## WORKING DATA

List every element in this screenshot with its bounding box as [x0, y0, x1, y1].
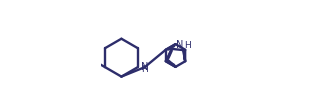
Text: N: N: [176, 40, 183, 50]
Text: H: H: [141, 65, 148, 74]
Text: H: H: [184, 41, 191, 50]
Text: N: N: [141, 62, 148, 72]
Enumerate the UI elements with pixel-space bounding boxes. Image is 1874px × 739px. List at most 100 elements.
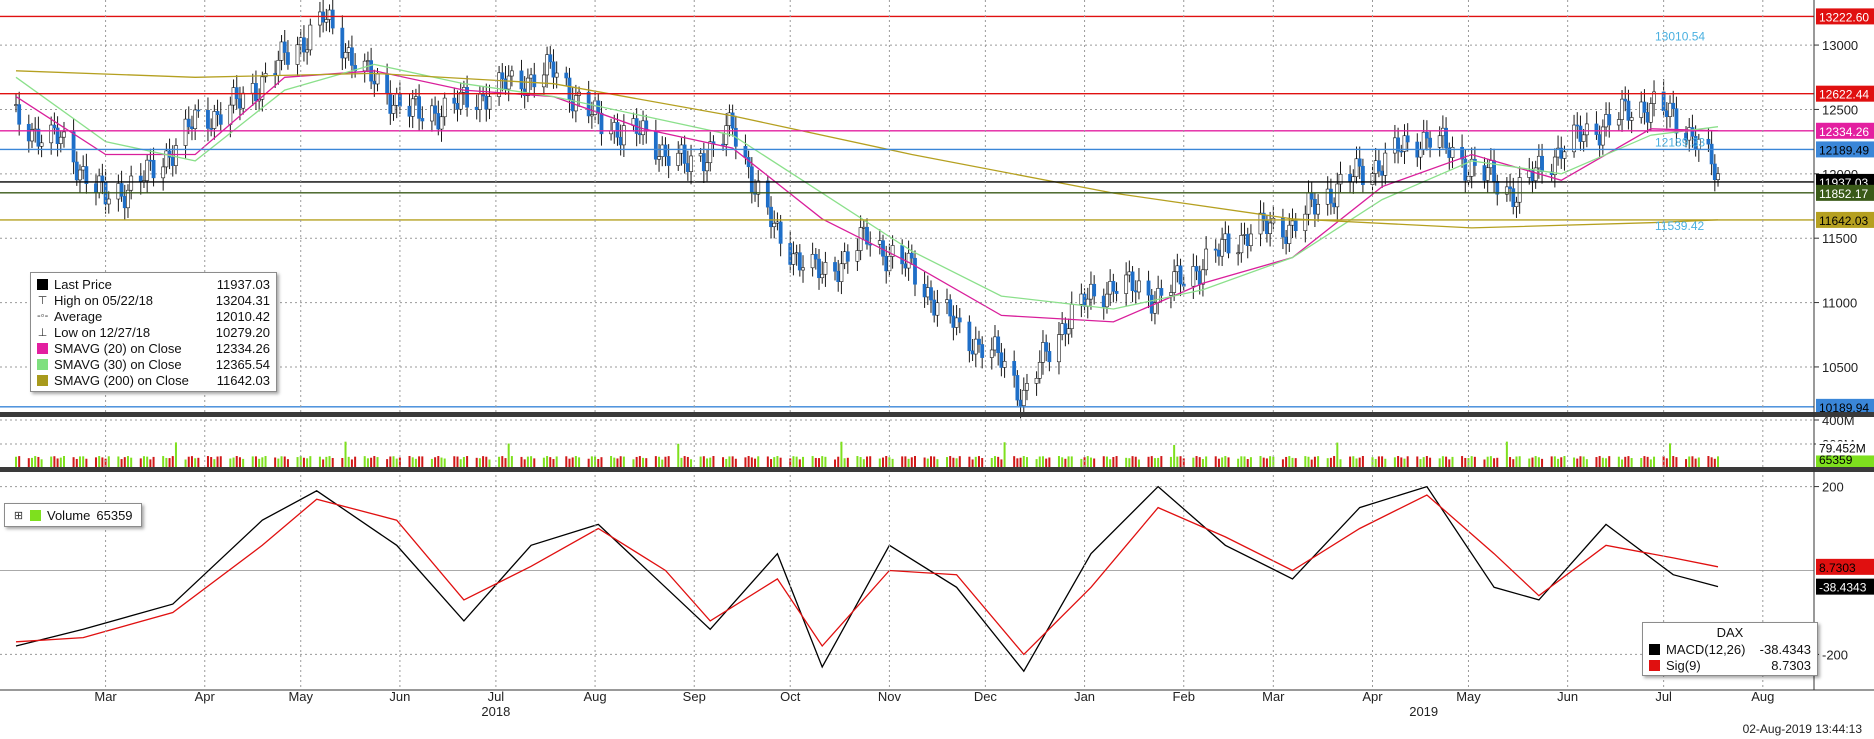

## DIRECTIONS
Rewrite the data above as a Markdown table with the columns "No." and "Line", one numbered row per line, skipping blank lines and leaving out the pictures.

## RIGHT ANSWER
| No. | Line |
|---|---|
| 1 | List every element in this screenshot with its bounding box as [x0, y0, x1, y1]. |
| 2 | Text: N: N: [176, 40, 183, 50] |
| 3 | Text: H: H: [141, 65, 148, 74] |
| 4 | Text: H: H: [184, 41, 191, 50] |
| 5 | Text: N: N: [141, 62, 148, 72] |
| 6 | Enumerate the UI elements with pixel-space bounding boxes. Image is 1874px × 739px. List at most 100 elements. |